Check every line for the word "Estimated" and state how many lines have it. Reply with the number alone.
>> Start Dataset rows
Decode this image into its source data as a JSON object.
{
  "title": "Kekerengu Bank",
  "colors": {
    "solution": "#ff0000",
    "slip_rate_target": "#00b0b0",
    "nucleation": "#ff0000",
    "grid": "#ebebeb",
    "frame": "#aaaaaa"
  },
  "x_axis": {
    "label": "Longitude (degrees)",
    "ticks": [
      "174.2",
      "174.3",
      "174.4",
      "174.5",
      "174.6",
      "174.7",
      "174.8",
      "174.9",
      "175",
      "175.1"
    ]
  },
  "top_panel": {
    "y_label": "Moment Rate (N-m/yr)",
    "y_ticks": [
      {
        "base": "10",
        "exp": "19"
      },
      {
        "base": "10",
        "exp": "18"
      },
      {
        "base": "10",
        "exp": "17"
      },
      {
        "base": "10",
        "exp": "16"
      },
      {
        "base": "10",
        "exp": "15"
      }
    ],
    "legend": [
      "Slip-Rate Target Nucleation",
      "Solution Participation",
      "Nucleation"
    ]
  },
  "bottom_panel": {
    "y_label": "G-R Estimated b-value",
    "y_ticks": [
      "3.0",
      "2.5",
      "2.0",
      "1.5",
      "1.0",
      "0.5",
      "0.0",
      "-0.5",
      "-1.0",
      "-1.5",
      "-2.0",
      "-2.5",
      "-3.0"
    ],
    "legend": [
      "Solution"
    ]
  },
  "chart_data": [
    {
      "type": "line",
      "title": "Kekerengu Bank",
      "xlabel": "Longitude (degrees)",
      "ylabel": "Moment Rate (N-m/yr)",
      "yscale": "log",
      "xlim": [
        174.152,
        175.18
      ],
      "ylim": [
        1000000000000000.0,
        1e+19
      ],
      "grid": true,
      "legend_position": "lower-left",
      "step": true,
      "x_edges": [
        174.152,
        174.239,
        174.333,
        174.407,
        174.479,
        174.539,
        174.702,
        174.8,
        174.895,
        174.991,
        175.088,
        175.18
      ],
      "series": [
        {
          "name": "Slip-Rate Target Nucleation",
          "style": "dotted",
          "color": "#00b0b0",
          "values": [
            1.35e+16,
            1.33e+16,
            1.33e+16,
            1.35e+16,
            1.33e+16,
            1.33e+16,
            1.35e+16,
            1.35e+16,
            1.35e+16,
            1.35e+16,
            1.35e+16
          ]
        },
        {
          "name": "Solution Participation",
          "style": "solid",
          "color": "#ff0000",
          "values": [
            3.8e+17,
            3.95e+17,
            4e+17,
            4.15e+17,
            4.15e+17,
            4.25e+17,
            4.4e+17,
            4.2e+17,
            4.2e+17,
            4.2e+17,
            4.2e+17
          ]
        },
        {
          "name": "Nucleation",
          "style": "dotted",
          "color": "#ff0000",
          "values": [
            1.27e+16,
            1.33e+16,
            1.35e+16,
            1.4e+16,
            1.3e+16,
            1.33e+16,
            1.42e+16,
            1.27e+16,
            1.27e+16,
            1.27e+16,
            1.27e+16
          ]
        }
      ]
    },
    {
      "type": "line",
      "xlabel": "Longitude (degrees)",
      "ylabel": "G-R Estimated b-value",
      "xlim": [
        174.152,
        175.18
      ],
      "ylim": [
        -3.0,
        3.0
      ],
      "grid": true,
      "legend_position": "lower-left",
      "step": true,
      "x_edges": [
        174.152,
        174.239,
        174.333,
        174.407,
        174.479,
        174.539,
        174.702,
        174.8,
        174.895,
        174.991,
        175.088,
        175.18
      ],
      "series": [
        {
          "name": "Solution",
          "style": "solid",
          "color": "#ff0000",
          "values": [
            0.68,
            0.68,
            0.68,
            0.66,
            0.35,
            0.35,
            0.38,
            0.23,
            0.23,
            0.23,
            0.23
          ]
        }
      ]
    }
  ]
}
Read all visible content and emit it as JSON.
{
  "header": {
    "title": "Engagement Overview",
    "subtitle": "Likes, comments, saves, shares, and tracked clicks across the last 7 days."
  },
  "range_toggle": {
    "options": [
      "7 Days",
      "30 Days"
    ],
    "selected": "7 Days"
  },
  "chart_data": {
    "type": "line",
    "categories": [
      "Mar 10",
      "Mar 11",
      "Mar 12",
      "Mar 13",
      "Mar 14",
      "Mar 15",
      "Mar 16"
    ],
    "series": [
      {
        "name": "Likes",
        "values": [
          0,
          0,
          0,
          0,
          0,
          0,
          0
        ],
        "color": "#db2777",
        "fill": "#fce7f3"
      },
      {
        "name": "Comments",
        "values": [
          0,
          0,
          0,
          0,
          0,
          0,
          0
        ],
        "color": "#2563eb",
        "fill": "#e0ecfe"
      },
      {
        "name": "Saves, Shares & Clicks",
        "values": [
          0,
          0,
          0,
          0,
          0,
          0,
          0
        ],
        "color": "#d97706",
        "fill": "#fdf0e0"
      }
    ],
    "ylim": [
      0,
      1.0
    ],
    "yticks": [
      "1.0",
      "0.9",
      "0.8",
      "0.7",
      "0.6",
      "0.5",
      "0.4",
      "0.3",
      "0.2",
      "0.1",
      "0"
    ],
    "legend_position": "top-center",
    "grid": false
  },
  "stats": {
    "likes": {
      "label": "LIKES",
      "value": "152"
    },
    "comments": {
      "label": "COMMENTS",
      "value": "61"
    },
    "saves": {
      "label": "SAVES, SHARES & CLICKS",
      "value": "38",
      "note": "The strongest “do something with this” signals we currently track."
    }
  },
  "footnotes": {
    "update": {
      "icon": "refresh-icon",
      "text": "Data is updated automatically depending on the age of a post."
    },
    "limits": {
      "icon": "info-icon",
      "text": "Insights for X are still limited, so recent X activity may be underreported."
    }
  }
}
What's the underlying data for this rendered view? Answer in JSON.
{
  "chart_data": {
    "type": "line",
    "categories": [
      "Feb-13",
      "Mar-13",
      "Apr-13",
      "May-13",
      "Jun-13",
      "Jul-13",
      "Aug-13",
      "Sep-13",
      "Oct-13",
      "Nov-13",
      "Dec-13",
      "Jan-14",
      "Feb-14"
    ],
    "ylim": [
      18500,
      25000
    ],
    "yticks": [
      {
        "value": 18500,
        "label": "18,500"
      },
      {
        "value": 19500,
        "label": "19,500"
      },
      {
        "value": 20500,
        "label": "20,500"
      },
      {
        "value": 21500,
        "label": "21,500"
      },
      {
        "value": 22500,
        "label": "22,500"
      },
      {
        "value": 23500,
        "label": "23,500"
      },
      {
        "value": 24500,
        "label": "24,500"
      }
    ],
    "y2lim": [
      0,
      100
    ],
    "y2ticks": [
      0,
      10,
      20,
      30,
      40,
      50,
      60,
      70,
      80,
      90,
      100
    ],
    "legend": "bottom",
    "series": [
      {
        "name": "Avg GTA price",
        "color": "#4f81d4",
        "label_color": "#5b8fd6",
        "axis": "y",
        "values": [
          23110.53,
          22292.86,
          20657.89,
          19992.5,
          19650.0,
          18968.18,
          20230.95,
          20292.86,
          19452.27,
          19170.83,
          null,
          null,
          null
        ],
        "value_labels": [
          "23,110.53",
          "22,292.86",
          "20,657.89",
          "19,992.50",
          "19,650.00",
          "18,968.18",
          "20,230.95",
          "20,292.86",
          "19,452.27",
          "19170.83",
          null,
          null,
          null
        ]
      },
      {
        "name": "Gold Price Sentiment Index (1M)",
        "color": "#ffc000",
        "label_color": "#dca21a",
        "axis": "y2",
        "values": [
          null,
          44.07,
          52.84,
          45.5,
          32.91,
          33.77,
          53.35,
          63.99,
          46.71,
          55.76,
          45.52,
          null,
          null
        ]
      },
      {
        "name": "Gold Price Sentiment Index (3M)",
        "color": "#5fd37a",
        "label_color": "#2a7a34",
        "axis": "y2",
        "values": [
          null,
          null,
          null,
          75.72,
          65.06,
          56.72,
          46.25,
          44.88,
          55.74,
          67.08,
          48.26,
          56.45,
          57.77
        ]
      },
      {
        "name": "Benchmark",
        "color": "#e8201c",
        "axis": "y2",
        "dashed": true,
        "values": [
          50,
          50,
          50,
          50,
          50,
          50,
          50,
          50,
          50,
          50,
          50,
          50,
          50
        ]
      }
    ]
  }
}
>> End Dataset rows
Exercise output: 2